BEGIN Task material

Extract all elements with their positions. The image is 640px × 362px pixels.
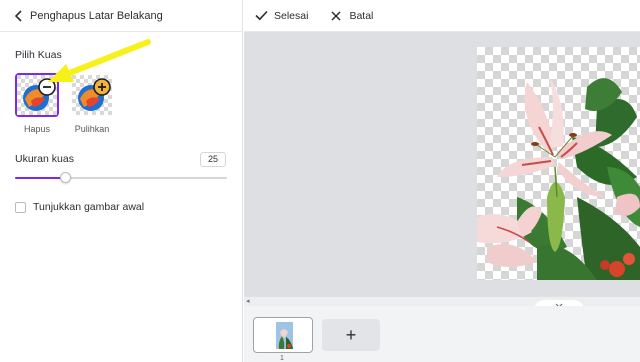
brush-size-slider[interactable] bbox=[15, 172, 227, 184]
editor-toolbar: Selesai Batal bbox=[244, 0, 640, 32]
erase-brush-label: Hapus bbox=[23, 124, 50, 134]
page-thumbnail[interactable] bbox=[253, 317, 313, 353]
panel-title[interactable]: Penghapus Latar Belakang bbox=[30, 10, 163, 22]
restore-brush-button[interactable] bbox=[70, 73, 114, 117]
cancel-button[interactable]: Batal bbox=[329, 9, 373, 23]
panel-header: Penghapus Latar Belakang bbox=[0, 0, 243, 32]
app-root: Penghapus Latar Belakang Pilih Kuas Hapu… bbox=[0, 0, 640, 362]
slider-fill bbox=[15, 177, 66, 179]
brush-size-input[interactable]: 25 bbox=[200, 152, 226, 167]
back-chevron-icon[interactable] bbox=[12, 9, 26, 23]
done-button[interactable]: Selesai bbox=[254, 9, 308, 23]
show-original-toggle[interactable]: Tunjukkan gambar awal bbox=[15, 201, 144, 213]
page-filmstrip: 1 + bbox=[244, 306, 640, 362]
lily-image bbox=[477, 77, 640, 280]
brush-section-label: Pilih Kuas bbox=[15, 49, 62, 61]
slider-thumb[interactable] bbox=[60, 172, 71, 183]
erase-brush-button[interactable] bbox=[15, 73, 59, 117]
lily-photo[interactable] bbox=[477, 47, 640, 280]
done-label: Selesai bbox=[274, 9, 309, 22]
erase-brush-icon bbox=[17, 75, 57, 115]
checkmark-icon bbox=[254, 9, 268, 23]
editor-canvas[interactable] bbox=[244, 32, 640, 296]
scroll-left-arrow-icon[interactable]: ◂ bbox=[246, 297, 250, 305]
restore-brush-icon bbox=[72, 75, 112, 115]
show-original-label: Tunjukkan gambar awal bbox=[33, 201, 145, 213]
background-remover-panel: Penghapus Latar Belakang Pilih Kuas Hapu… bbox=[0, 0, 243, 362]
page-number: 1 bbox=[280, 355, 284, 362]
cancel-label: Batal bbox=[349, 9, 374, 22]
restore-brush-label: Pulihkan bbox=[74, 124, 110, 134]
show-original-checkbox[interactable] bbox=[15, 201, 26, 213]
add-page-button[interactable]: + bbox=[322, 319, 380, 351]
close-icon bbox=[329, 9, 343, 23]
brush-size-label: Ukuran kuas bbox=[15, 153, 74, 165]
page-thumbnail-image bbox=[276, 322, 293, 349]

END Task material

Exercise: Reproduce the entries starting at the line containing "brush-size-slider[interactable] bbox=[15, 172, 227, 184]" and ending at the line containing "restore-brush-button[interactable] bbox=[70, 73, 114, 117]", with both of those lines included.

Task response:
brush-size-slider[interactable] bbox=[15, 172, 227, 184]
editor-toolbar: Selesai Batal bbox=[244, 0, 640, 32]
erase-brush-label: Hapus bbox=[23, 124, 50, 134]
page-thumbnail[interactable] bbox=[253, 317, 313, 353]
panel-title[interactable]: Penghapus Latar Belakang bbox=[30, 10, 163, 22]
restore-brush-button[interactable] bbox=[70, 73, 114, 117]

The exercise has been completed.